- WORK INSTRUCTIONS
Please copy every line of the records below that holds the word "JSON".

## Start

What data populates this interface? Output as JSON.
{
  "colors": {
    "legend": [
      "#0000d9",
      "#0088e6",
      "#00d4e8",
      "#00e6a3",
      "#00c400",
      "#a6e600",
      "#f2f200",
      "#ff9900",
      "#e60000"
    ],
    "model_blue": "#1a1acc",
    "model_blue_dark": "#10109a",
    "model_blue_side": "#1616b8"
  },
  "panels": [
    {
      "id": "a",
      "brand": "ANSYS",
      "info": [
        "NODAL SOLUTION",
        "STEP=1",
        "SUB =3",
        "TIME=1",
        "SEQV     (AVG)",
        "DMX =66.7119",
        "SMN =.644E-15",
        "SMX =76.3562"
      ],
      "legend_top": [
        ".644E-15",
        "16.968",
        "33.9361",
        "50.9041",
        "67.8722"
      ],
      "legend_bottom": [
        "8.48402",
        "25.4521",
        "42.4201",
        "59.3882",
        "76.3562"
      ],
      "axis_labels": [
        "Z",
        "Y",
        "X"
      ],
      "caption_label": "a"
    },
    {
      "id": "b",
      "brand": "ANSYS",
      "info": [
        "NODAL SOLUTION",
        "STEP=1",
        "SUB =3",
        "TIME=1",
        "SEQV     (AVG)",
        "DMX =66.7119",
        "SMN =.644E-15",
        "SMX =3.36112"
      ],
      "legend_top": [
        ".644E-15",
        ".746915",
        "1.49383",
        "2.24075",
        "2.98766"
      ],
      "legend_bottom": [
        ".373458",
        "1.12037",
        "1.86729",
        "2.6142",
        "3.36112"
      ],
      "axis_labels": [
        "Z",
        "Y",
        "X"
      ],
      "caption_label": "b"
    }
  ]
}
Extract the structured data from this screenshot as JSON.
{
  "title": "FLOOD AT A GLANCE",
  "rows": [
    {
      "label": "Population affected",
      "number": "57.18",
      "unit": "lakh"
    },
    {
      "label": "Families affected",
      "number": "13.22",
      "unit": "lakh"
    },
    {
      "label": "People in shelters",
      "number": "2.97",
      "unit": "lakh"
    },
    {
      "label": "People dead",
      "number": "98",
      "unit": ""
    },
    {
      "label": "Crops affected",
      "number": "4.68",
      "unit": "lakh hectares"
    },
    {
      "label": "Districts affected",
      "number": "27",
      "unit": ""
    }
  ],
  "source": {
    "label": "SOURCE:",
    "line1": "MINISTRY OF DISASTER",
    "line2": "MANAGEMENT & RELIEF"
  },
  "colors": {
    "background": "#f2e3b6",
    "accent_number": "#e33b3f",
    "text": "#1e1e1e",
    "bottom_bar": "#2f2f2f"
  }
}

## End

- FULL RESPONSE
What data populates this interface? Output as JSON.
Extract the structured data from this screenshot as JSON.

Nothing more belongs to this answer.